[Items from a figure collection]
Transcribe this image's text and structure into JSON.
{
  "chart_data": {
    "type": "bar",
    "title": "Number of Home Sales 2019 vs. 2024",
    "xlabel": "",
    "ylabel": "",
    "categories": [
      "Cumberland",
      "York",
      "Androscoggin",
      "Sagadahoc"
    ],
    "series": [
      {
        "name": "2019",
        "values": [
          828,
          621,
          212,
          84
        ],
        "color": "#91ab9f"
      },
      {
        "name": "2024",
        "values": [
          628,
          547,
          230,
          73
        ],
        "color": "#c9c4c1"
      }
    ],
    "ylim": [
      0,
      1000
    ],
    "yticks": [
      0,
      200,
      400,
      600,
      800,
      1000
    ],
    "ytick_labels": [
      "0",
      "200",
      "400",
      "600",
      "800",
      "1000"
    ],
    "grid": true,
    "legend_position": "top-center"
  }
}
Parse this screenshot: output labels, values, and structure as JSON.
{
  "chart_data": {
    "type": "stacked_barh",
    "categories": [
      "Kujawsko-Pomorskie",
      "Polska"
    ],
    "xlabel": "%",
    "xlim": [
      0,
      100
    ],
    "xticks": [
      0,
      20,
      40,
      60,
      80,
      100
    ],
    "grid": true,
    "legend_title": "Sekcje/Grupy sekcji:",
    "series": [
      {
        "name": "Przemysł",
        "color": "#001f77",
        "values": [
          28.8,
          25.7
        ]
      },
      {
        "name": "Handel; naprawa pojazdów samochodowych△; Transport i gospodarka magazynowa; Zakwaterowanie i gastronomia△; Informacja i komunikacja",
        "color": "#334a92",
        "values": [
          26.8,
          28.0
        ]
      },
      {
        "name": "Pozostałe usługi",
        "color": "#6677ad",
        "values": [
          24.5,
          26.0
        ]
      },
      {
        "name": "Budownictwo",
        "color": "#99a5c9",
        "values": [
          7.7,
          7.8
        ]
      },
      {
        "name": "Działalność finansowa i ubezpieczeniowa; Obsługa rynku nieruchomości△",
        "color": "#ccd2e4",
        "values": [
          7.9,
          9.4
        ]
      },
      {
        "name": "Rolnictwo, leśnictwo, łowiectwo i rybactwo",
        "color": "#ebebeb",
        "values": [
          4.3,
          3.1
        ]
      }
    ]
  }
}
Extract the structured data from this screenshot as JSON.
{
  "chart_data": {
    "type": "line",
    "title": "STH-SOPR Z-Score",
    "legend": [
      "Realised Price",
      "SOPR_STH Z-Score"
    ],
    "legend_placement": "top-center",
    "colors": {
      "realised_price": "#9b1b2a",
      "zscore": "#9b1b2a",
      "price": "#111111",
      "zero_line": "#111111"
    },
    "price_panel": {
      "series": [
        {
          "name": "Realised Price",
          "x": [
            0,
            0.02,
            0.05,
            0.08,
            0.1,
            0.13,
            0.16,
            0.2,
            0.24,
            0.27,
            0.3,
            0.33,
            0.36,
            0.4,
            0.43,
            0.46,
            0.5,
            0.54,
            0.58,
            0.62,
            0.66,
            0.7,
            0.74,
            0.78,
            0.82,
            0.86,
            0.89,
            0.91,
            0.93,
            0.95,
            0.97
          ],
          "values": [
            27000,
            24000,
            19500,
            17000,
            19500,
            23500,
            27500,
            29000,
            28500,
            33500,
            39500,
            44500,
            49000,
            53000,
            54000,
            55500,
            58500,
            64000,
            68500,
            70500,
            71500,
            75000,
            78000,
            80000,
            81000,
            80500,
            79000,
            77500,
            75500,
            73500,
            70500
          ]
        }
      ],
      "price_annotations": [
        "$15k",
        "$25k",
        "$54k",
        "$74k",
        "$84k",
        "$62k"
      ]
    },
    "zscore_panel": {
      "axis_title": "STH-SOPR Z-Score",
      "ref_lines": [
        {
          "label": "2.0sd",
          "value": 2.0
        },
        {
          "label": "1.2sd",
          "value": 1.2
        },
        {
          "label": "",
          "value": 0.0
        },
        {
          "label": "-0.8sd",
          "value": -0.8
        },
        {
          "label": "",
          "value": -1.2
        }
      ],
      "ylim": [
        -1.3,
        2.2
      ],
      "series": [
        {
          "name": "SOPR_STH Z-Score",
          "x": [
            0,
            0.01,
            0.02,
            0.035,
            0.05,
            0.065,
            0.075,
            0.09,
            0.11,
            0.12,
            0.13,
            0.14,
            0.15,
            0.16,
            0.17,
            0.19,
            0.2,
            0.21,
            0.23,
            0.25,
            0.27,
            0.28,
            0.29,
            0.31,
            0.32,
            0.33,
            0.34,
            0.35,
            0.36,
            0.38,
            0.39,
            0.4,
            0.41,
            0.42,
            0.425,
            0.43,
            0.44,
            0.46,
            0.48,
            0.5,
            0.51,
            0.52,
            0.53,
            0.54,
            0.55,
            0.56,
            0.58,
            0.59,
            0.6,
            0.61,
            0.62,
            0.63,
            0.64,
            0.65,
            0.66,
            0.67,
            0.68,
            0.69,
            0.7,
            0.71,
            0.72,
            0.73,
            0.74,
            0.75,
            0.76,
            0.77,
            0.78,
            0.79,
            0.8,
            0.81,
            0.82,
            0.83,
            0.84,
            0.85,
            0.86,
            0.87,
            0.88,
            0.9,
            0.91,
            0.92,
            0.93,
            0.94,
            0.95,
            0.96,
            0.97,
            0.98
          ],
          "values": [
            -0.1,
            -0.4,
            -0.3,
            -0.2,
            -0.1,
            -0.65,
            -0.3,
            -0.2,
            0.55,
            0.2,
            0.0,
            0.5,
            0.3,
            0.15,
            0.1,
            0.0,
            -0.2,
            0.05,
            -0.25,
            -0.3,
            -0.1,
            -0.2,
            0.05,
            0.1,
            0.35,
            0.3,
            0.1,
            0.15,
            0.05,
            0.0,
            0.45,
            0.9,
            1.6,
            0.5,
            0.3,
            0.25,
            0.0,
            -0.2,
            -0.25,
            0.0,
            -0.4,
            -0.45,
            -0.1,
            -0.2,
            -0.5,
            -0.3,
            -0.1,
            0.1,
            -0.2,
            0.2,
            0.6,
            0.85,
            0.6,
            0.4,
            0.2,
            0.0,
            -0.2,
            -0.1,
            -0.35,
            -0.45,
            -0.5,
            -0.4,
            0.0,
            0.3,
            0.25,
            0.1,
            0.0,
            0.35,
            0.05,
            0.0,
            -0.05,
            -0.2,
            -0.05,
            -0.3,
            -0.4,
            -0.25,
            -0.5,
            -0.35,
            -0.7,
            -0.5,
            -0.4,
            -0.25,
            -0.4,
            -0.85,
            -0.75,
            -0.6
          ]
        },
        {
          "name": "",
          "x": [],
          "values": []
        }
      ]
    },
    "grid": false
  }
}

# [WHAT TO PRODUCE]
Return the entries above exactly, each one complete.

# [EXPECTED ANSWER]
Transcribe this image's text and structure into JSON.
{
  "chart_data": {
    "type": "bar",
    "title": "Number of Home Sales 2019 vs. 2024",
    "xlabel": "",
    "ylabel": "",
    "categories": [
      "Cumberland",
      "York",
      "Androscoggin",
      "Sagadahoc"
    ],
    "series": [
      {
        "name": "2019",
        "values": [
          828,
          621,
          212,
          84
        ],
        "color": "#91ab9f"
      },
      {
        "name": "2024",
        "values": [
          628,
          547,
          230,
          73
        ],
        "color": "#c9c4c1"
      }
    ],
    "ylim": [
      0,
      1000
    ],
    "yticks": [
      0,
      200,
      400,
      600,
      800,
      1000
    ],
    "ytick_labels": [
      "0",
      "200",
      "400",
      "600",
      "800",
      "1000"
    ],
    "grid": true,
    "legend_position": "top-center"
  }
}
Parse this screenshot: output labels, values, and structure as JSON.
{
  "chart_data": {
    "type": "stacked_barh",
    "categories": [
      "Kujawsko-Pomorskie",
      "Polska"
    ],
    "xlabel": "%",
    "xlim": [
      0,
      100
    ],
    "xticks": [
      0,
      20,
      40,
      60,
      80,
      100
    ],
    "grid": true,
    "legend_title": "Sekcje/Grupy sekcji:",
    "series": [
      {
        "name": "Przemysł",
        "color": "#001f77",
        "values": [
          28.8,
          25.7
        ]
      },
      {
        "name": "Handel; naprawa pojazdów samochodowych△; Transport i gospodarka magazynowa; Zakwaterowanie i gastronomia△; Informacja i komunikacja",
        "color": "#334a92",
        "values": [
          26.8,
          28.0
        ]
      },
      {
        "name": "Pozostałe usługi",
        "color": "#6677ad",
        "values": [
          24.5,
          26.0
        ]
      },
      {
        "name": "Budownictwo",
        "color": "#99a5c9",
        "values": [
          7.7,
          7.8
        ]
      },
      {
        "name": "Działalność finansowa i ubezpieczeniowa; Obsługa rynku nieruchomości△",
        "color": "#ccd2e4",
        "values": [
          7.9,
          9.4
        ]
      },
      {
        "name": "Rolnictwo, leśnictwo, łowiectwo i rybactwo",
        "color": "#ebebeb",
        "values": [
          4.3,
          3.1
        ]
      }
    ]
  }
}
Extract the structured data from this screenshot as JSON.
{
  "chart_data": {
    "type": "line",
    "title": "STH-SOPR Z-Score",
    "legend": [
      "Realised Price",
      "SOPR_STH Z-Score"
    ],
    "legend_placement": "top-center",
    "colors": {
      "realised_price": "#9b1b2a",
      "zscore": "#9b1b2a",
      "price": "#111111",
      "zero_line": "#111111"
    },
    "price_panel": {
      "series": [
        {
          "name": "Realised Price",
          "x": [
            0,
            0.02,
            0.05,
            0.08,
            0.1,
            0.13,
            0.16,
            0.2,
            0.24,
            0.27,
            0.3,
            0.33,
            0.36,
            0.4,
            0.43,
            0.46,
            0.5,
            0.54,
            0.58,
            0.62,
            0.66,
            0.7,
            0.74,
            0.78,
            0.82,
            0.86,
            0.89,
            0.91,
            0.93,
            0.95,
            0.97
          ],
          "values": [
            27000,
            24000,
            19500,
            17000,
            19500,
            23500,
            27500,
            29000,
            28500,
            33500,
            39500,
            44500,
            49000,
            53000,
            54000,
            55500,
            58500,
            64000,
            68500,
            70500,
            71500,
            75000,
            78000,
            80000,
            81000,
            80500,
            79000,
            77500,
            75500,
            73500,
            70500
          ]
        }
      ],
      "price_annotations": [
        "$15k",
        "$25k",
        "$54k",
        "$74k",
        "$84k",
        "$62k"
      ]
    },
    "zscore_panel": {
      "axis_title": "STH-SOPR Z-Score",
      "ref_lines": [
        {
          "label": "2.0sd",
          "value": 2.0
        },
        {
          "label": "1.2sd",
          "value": 1.2
        },
        {
          "label": "",
          "value": 0.0
        },
        {
          "label": "-0.8sd",
          "value": -0.8
        },
        {
          "label": "",
          "value": -1.2
        }
      ],
      "ylim": [
        -1.3,
        2.2
      ],
      "series": [
        {
          "name": "SOPR_STH Z-Score",
          "x": [
            0,
            0.01,
            0.02,
            0.035,
            0.05,
            0.065,
            0.075,
            0.09,
            0.11,
            0.12,
            0.13,
            0.14,
            0.15,
            0.16,
            0.17,
            0.19,
            0.2,
            0.21,
            0.23,
            0.25,
            0.27,
            0.28,
            0.29,
            0.31,
            0.32,
            0.33,
            0.34,
            0.35,
            0.36,
            0.38,
            0.39,
            0.4,
            0.41,
            0.42,
            0.425,
            0.43,
            0.44,
            0.46,
            0.48,
            0.5,
            0.51,
            0.52,
            0.53,
            0.54,
            0.55,
            0.56,
            0.58,
            0.59,
            0.6,
            0.61,
            0.62,
            0.63,
            0.64,
            0.65,
            0.66,
            0.67,
            0.68,
            0.69,
            0.7,
            0.71,
            0.72,
            0.73,
            0.74,
            0.75,
            0.76,
            0.77,
            0.78,
            0.79,
            0.8,
            0.81,
            0.82,
            0.83,
            0.84,
            0.85,
            0.86,
            0.87,
            0.88,
            0.9,
            0.91,
            0.92,
            0.93,
            0.94,
            0.95,
            0.96,
            0.97,
            0.98
          ],
          "values": [
            -0.1,
            -0.4,
            -0.3,
            -0.2,
            -0.1,
            -0.65,
            -0.3,
            -0.2,
            0.55,
            0.2,
            0.0,
            0.5,
            0.3,
            0.15,
            0.1,
            0.0,
            -0.2,
            0.05,
            -0.25,
            -0.3,
            -0.1,
            -0.2,
            0.05,
            0.1,
            0.35,
            0.3,
            0.1,
            0.15,
            0.05,
            0.0,
            0.45,
            0.9,
            1.6,
            0.5,
            0.3,
            0.25,
            0.0,
            -0.2,
            -0.25,
            0.0,
            -0.4,
            -0.45,
            -0.1,
            -0.2,
            -0.5,
            -0.3,
            -0.1,
            0.1,
            -0.2,
            0.2,
            0.6,
            0.85,
            0.6,
            0.4,
            0.2,
            0.0,
            -0.2,
            -0.1,
            -0.35,
            -0.45,
            -0.5,
            -0.4,
            0.0,
            0.3,
            0.25,
            0.1,
            0.0,
            0.35,
            0.05,
            0.0,
            -0.05,
            -0.2,
            -0.05,
            -0.3,
            -0.4,
            -0.25,
            -0.5,
            -0.35,
            -0.7,
            -0.5,
            -0.4,
            -0.25,
            -0.4,
            -0.85,
            -0.75,
            -0.6
          ]
        },
        {
          "name": "",
          "x": [],
          "values": []
        }
      ]
    },
    "grid": false
  }
}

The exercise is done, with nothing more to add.